Exercise details
Without including any pictures, copy each entry below exactly.

Exercise material
***
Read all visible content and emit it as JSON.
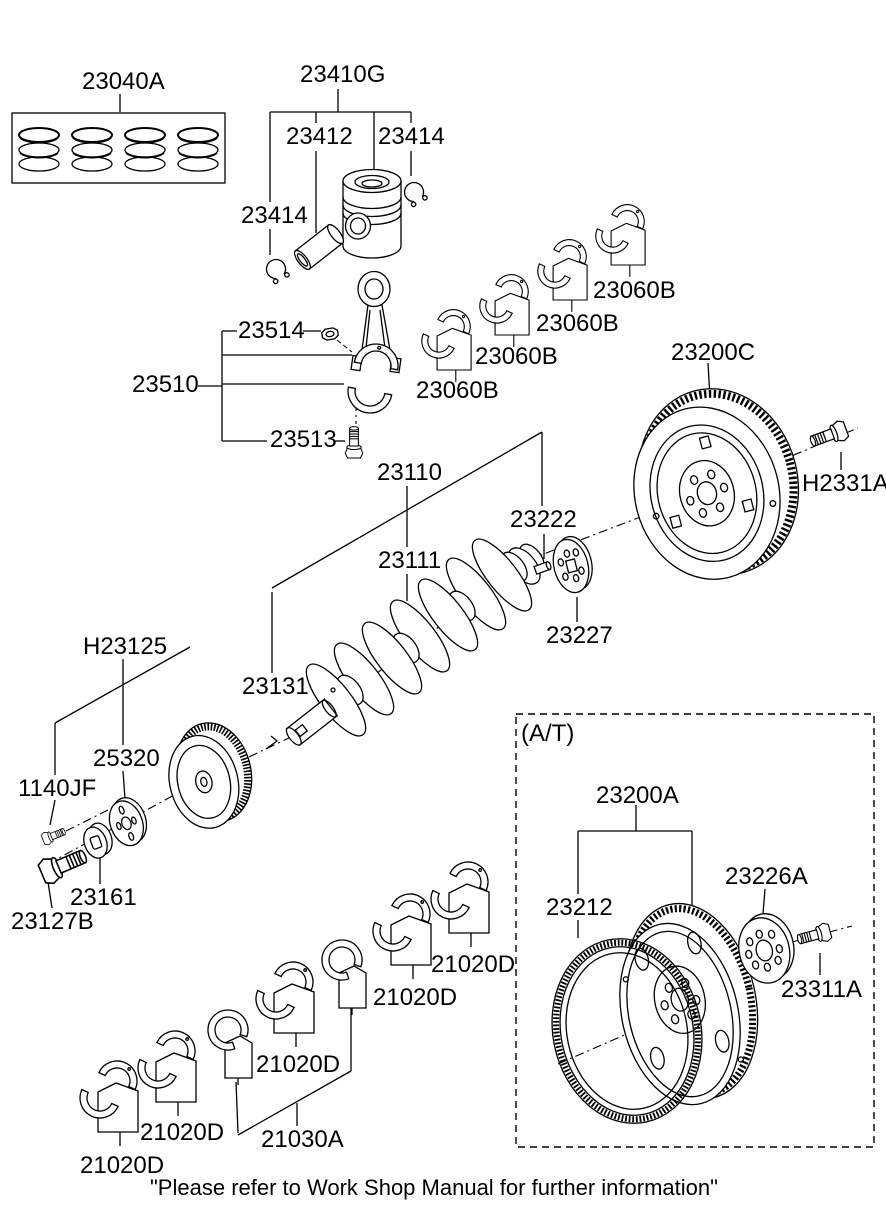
{
  "parts": {
    "ring_set": "23040A",
    "piston_assy": "23410G",
    "piston_pin": "23412",
    "snap_ring": "23414",
    "rod_nut": "23514",
    "conrod": "23510",
    "rod_bolt": "23513",
    "rod_bearing": "23060B",
    "flywheel": "23200C",
    "flywheel_bolt": "H2331A",
    "crankshaft_assy": "23110",
    "crankshaft": "23111",
    "dowel_pin": "23222",
    "crank_adapter_plate": "23227",
    "crank_front_end": "23131",
    "damper_pulley": "H23125",
    "pulley_flange": "25320",
    "flange_bolt": "1140JF",
    "pulley_washer": "23161",
    "pulley_bolt": "23127B",
    "main_bearing": "21020D",
    "thrust_washer_set": "21030A",
    "transmission_type": "(A/T)",
    "driveplate_assy": "23200A",
    "ring_gear": "23212",
    "at_adapter_plate": "23226A",
    "driveplate_bolt": "23311A"
  },
  "footer": {
    "note": "\"Please refer to Work Shop Manual for further information\""
  }
}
***
Written reply
Read all visible content and emit it as JSON.
{
  "parts": {
    "ring_set": "23040A",
    "piston_assy": "23410G",
    "piston_pin": "23412",
    "snap_ring": "23414",
    "rod_nut": "23514",
    "conrod": "23510",
    "rod_bolt": "23513",
    "rod_bearing": "23060B",
    "flywheel": "23200C",
    "flywheel_bolt": "H2331A",
    "crankshaft_assy": "23110",
    "crankshaft": "23111",
    "dowel_pin": "23222",
    "crank_adapter_plate": "23227",
    "crank_front_end": "23131",
    "damper_pulley": "H23125",
    "pulley_flange": "25320",
    "flange_bolt": "1140JF",
    "pulley_washer": "23161",
    "pulley_bolt": "23127B",
    "main_bearing": "21020D",
    "thrust_washer_set": "21030A",
    "transmission_type": "(A/T)",
    "driveplate_assy": "23200A",
    "ring_gear": "23212",
    "at_adapter_plate": "23226A",
    "driveplate_bolt": "23311A"
  },
  "footer": {
    "note": "\"Please refer to Work Shop Manual for further information\""
  }
}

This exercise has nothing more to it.